++++ INPUT

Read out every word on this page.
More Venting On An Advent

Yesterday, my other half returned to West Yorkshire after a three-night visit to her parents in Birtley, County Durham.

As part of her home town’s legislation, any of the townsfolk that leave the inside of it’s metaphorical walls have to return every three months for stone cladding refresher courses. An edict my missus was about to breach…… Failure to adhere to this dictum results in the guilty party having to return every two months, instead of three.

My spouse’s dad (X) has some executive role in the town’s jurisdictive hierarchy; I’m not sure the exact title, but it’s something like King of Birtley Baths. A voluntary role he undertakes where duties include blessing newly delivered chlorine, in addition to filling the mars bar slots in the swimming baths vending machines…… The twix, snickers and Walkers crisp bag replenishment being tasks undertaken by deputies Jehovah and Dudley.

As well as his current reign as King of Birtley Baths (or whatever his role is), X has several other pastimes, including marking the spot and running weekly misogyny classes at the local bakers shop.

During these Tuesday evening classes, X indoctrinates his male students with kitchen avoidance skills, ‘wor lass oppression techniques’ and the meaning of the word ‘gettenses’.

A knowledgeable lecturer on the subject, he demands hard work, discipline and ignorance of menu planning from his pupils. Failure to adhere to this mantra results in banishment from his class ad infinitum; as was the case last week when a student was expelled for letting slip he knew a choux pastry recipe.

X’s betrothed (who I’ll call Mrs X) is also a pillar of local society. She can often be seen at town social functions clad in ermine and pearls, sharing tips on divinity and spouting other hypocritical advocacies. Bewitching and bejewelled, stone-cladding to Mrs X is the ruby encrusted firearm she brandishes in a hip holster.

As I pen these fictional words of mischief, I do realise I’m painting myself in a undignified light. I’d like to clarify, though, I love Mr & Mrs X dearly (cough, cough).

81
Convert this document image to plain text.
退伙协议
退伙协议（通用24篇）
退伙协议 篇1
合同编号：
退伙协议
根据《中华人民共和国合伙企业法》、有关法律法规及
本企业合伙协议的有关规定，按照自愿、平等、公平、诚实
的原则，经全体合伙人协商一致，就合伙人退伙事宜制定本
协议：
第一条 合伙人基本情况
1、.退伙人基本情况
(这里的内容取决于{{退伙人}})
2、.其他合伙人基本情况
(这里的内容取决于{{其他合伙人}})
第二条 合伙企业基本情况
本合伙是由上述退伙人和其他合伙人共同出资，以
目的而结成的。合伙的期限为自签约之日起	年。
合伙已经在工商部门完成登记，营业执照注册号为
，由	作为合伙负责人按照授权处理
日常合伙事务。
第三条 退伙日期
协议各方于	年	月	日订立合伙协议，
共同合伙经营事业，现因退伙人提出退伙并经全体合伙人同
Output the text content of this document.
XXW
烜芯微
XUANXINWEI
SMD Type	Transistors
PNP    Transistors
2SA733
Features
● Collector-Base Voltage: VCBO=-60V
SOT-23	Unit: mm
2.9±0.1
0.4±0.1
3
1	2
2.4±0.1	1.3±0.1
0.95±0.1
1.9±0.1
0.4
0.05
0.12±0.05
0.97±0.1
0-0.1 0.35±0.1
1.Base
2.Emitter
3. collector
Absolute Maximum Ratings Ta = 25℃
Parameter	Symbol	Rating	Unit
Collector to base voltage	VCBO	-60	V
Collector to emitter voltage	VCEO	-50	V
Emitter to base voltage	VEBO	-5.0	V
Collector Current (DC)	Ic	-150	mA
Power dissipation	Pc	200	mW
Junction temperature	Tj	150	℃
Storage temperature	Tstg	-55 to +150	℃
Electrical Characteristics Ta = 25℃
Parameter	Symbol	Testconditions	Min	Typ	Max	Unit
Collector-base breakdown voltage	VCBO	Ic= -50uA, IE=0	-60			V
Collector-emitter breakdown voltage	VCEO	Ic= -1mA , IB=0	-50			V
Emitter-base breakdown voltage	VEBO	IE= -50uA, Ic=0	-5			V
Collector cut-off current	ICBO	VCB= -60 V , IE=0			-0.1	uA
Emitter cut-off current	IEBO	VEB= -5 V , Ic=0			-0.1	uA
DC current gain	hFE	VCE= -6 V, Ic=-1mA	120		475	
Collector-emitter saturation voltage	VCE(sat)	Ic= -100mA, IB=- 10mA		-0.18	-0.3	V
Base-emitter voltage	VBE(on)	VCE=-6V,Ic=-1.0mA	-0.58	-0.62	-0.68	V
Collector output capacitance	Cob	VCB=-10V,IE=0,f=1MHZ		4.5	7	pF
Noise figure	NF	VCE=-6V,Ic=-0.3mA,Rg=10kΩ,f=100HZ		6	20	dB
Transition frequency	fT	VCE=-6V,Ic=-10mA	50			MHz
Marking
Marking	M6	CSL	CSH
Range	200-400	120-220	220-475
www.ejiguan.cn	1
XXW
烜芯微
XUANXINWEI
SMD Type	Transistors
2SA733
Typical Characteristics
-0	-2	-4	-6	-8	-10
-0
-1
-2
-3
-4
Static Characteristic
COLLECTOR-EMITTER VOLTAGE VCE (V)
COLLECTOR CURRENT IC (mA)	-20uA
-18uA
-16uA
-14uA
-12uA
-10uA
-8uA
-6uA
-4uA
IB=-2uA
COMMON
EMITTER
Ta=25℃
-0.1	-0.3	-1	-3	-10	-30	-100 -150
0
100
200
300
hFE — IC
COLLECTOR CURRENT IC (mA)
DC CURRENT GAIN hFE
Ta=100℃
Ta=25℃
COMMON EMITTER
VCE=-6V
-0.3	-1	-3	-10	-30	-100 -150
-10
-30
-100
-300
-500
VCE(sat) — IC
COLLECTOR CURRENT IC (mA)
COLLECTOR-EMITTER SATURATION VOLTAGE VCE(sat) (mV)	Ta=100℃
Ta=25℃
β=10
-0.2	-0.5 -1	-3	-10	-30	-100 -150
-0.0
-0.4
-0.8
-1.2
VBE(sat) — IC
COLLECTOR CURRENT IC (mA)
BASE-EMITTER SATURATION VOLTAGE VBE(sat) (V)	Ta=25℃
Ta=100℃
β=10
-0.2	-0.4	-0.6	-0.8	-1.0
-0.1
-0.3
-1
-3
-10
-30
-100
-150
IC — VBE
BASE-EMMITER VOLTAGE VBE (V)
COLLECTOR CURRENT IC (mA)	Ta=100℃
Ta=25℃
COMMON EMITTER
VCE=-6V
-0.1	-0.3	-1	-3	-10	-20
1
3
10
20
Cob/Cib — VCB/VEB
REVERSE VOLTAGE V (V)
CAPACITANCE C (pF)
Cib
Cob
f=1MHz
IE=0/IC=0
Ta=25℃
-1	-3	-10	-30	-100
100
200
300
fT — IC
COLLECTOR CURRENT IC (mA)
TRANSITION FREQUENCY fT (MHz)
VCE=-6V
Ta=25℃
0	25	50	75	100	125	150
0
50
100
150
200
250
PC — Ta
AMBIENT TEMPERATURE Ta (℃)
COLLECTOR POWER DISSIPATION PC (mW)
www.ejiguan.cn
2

++++++++

Reproduce the listing in full. Keep it exactly as written.

SOLUTION TO THIS TASK
Read out every word on this page.
More Venting On An Advent

Yesterday, my other half returned to West Yorkshire after a three-night visit to her parents in Birtley, County Durham.

As part of her home town’s legislation, any of the townsfolk that leave the inside of it’s metaphorical walls have to return every three months for stone cladding refresher courses. An edict my missus was about to breach…… Failure to adhere to this dictum results in the guilty party having to return every two months, instead of three.

My spouse’s dad (X) has some executive role in the town’s jurisdictive hierarchy; I’m not sure the exact title, but it’s something like King of Birtley Baths. A voluntary role he undertakes where duties include blessing newly delivered chlorine, in addition to filling the mars bar slots in the swimming baths vending machines…… The twix, snickers and Walkers crisp bag replenishment being tasks undertaken by deputies Jehovah and Dudley.

As well as his current reign as King of Birtley Baths (or whatever his role is), X has several other pastimes, including marking the spot and running weekly misogyny classes at the local bakers shop.

During these Tuesday evening classes, X indoctrinates his male students with kitchen avoidance skills, ‘wor lass oppression techniques’ and the meaning of the word ‘gettenses’.

A knowledgeable lecturer on the subject, he demands hard work, discipline and ignorance of menu planning from his pupils. Failure to adhere to this mantra results in banishment from his class ad infinitum; as was the case last week when a student was expelled for letting slip he knew a choux pastry recipe.

X’s betrothed (who I’ll call Mrs X) is also a pillar of local society. She can often be seen at town social functions clad in ermine and pearls, sharing tips on divinity and spouting other hypocritical advocacies. Bewitching and bejewelled, stone-cladding to Mrs X is the ruby encrusted firearm she brandishes in a hip holster.

As I pen these fictional words of mischief, I do realise I’m painting myself in a undignified light. I’d like to clarify, though, I love Mr & Mrs X dearly (cough, cough).

81
Convert this document image to plain text.
退伙协议
退伙协议（通用24篇）
退伙协议 篇1
合同编号：
退伙协议
根据《中华人民共和国合伙企业法》、有关法律法规及
本企业合伙协议的有关规定，按照自愿、平等、公平、诚实
的原则，经全体合伙人协商一致，就合伙人退伙事宜制定本
协议：
第一条 合伙人基本情况
1、.退伙人基本情况
(这里的内容取决于{{退伙人}})
2、.其他合伙人基本情况
(这里的内容取决于{{其他合伙人}})
第二条 合伙企业基本情况
本合伙是由上述退伙人和其他合伙人共同出资，以
目的而结成的。合伙的期限为自签约之日起	年。
合伙已经在工商部门完成登记，营业执照注册号为
，由	作为合伙负责人按照授权处理
日常合伙事务。
第三条 退伙日期
协议各方于	年	月	日订立合伙协议，
共同合伙经营事业，现因退伙人提出退伙并经全体合伙人同
Output the text content of this document.
XXW
烜芯微
XUANXINWEI
SMD Type	Transistors
PNP    Transistors
2SA733
Features
● Collector-Base Voltage: VCBO=-60V
SOT-23	Unit: mm
2.9±0.1
0.4±0.1
3
1	2
2.4±0.1	1.3±0.1
0.95±0.1
1.9±0.1
0.4
0.05
0.12±0.05
0.97±0.1
0-0.1 0.35±0.1
1.Base
2.Emitter
3. collector
Absolute Maximum Ratings Ta = 25℃
Parameter	Symbol	Rating	Unit
Collector to base voltage	VCBO	-60	V
Collector to emitter voltage	VCEO	-50	V
Emitter to base voltage	VEBO	-5.0	V
Collector Current (DC)	Ic	-150	mA
Power dissipation	Pc	200	mW
Junction temperature	Tj	150	℃
Storage temperature	Tstg	-55 to +150	℃
Electrical Characteristics Ta = 25℃
Parameter	Symbol	Testconditions	Min	Typ	Max	Unit
Collector-base breakdown voltage	VCBO	Ic= -50uA, IE=0	-60			V
Collector-emitter breakdown voltage	VCEO	Ic= -1mA , IB=0	-50			V
Emitter-base breakdown voltage	VEBO	IE= -50uA, Ic=0	-5			V
Collector cut-off current	ICBO	VCB= -60 V , IE=0			-0.1	uA
Emitter cut-off current	IEBO	VEB= -5 V , Ic=0			-0.1	uA
DC current gain	hFE	VCE= -6 V, Ic=-1mA	120		475	
Collector-emitter saturation voltage	VCE(sat)	Ic= -100mA, IB=- 10mA		-0.18	-0.3	V
Base-emitter voltage	VBE(on)	VCE=-6V,Ic=-1.0mA	-0.58	-0.62	-0.68	V
Collector output capacitance	Cob	VCB=-10V,IE=0,f=1MHZ		4.5	7	pF
Noise figure	NF	VCE=-6V,Ic=-0.3mA,Rg=10kΩ,f=100HZ		6	20	dB
Transition frequency	fT	VCE=-6V,Ic=-10mA	50			MHz
Marking
Marking	M6	CSL	CSH
Range	200-400	120-220	220-475
www.ejiguan.cn	1
XXW
烜芯微
XUANXINWEI
SMD Type	Transistors
2SA733
Typical Characteristics
-0	-2	-4	-6	-8	-10
-0
-1
-2
-3
-4
Static Characteristic
COLLECTOR-EMITTER VOLTAGE VCE (V)
COLLECTOR CURRENT IC (mA)	-20uA
-18uA
-16uA
-14uA
-12uA
-10uA
-8uA
-6uA
-4uA
IB=-2uA
COMMON
EMITTER
Ta=25℃
-0.1	-0.3	-1	-3	-10	-30	-100 -150
0
100
200
300
hFE — IC
COLLECTOR CURRENT IC (mA)
DC CURRENT GAIN hFE
Ta=100℃
Ta=25℃
COMMON EMITTER
VCE=-6V
-0.3	-1	-3	-10	-30	-100 -150
-10
-30
-100
-300
-500
VCE(sat) — IC
COLLECTOR CURRENT IC (mA)
COLLECTOR-EMITTER SATURATION VOLTAGE VCE(sat) (mV)	Ta=100℃
Ta=25℃
β=10
-0.2	-0.5 -1	-3	-10	-30	-100 -150
-0.0
-0.4
-0.8
-1.2
VBE(sat) — IC
COLLECTOR CURRENT IC (mA)
BASE-EMITTER SATURATION VOLTAGE VBE(sat) (V)	Ta=25℃
Ta=100℃
β=10
-0.2	-0.4	-0.6	-0.8	-1.0
-0.1
-0.3
-1
-3
-10
-30
-100
-150
IC — VBE
BASE-EMMITER VOLTAGE VBE (V)
COLLECTOR CURRENT IC (mA)	Ta=100℃
Ta=25℃
COMMON EMITTER
VCE=-6V
-0.1	-0.3	-1	-3	-10	-20
1
3
10
20
Cob/Cib — VCB/VEB
REVERSE VOLTAGE V (V)
CAPACITANCE C (pF)
Cib
Cob
f=1MHz
IE=0/IC=0
Ta=25℃
-1	-3	-10	-30	-100
100
200
300
fT — IC
COLLECTOR CURRENT IC (mA)
TRANSITION FREQUENCY fT (MHz)
VCE=-6V
Ta=25℃
0	25	50	75	100	125	150
0
50
100
150
200
250
PC — Ta
AMBIENT TEMPERATURE Ta (℃)
COLLECTOR POWER DISSIPATION PC (mW)
www.ejiguan.cn
2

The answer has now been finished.